## Required task
Find the string "porsiyon" in the records. Copy every line it appears in.

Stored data
----

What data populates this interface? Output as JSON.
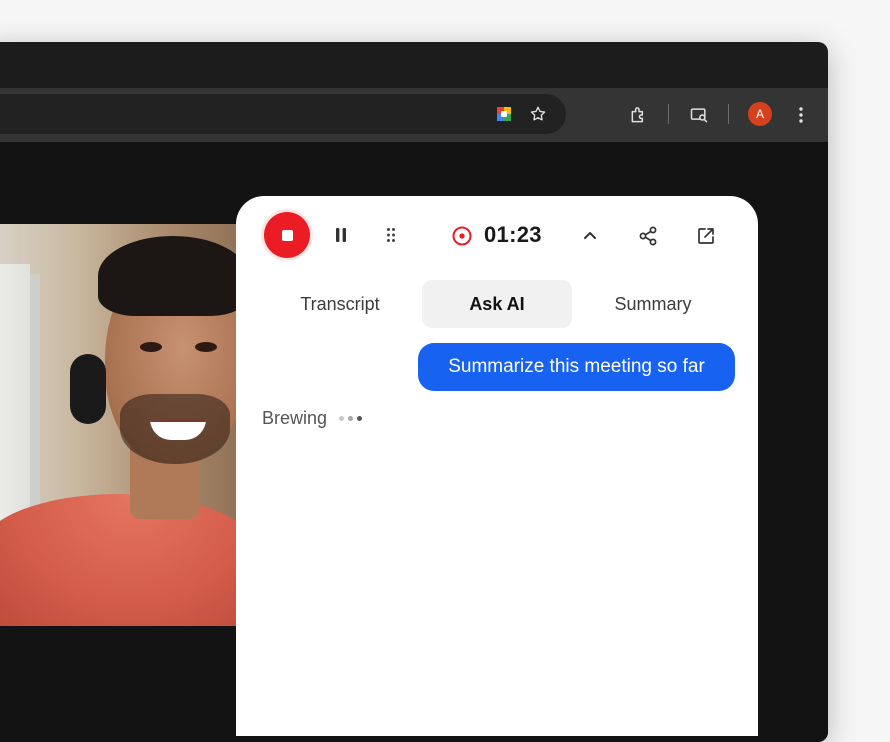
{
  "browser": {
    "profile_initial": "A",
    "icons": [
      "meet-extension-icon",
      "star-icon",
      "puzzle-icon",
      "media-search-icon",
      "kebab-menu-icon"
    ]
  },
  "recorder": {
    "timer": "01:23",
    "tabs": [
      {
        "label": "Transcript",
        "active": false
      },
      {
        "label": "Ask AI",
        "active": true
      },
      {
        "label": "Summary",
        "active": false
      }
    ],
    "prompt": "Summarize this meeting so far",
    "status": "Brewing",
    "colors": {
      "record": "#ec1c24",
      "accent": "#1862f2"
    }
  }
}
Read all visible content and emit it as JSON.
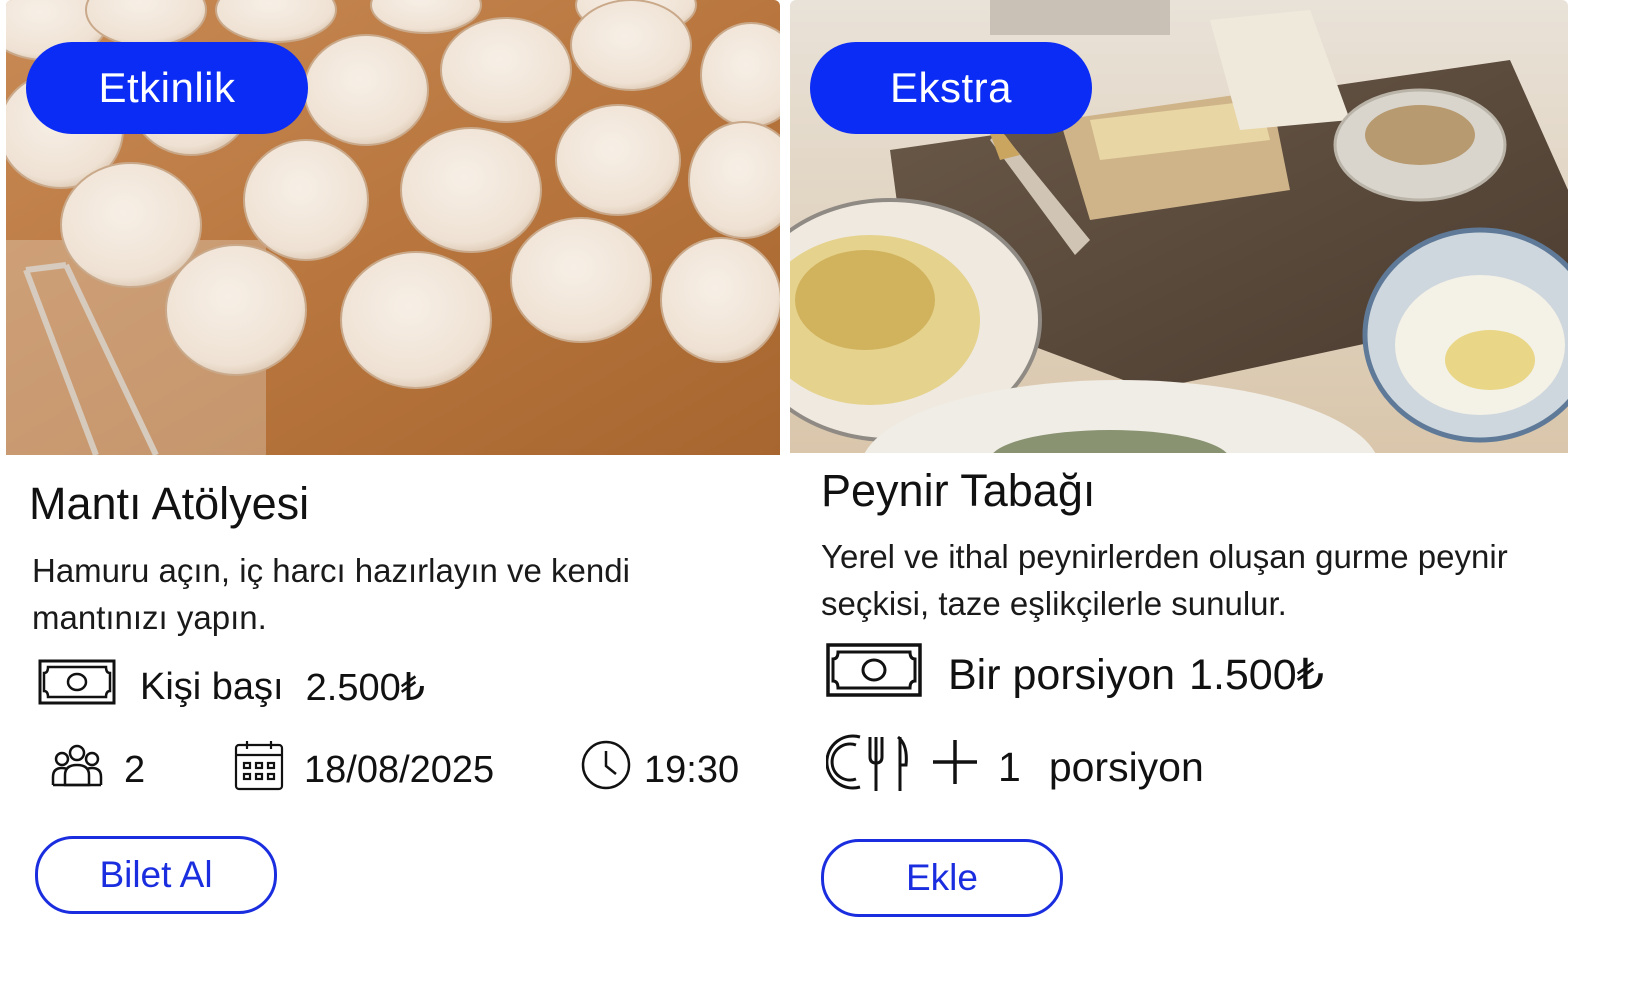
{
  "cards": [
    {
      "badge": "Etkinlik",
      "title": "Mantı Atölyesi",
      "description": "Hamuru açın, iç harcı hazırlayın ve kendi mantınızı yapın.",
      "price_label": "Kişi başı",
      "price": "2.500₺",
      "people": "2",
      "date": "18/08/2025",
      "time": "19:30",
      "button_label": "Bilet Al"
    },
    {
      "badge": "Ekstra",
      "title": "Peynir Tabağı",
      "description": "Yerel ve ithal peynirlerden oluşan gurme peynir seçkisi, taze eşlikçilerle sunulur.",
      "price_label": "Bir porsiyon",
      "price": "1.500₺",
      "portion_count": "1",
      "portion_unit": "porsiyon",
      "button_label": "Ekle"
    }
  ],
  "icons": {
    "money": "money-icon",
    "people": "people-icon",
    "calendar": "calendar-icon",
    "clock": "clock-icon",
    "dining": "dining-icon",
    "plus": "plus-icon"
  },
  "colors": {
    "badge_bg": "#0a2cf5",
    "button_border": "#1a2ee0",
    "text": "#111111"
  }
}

----

## Complete answer
      "price_label": "Bir porsiyon",
      "portion_unit": "porsiyon",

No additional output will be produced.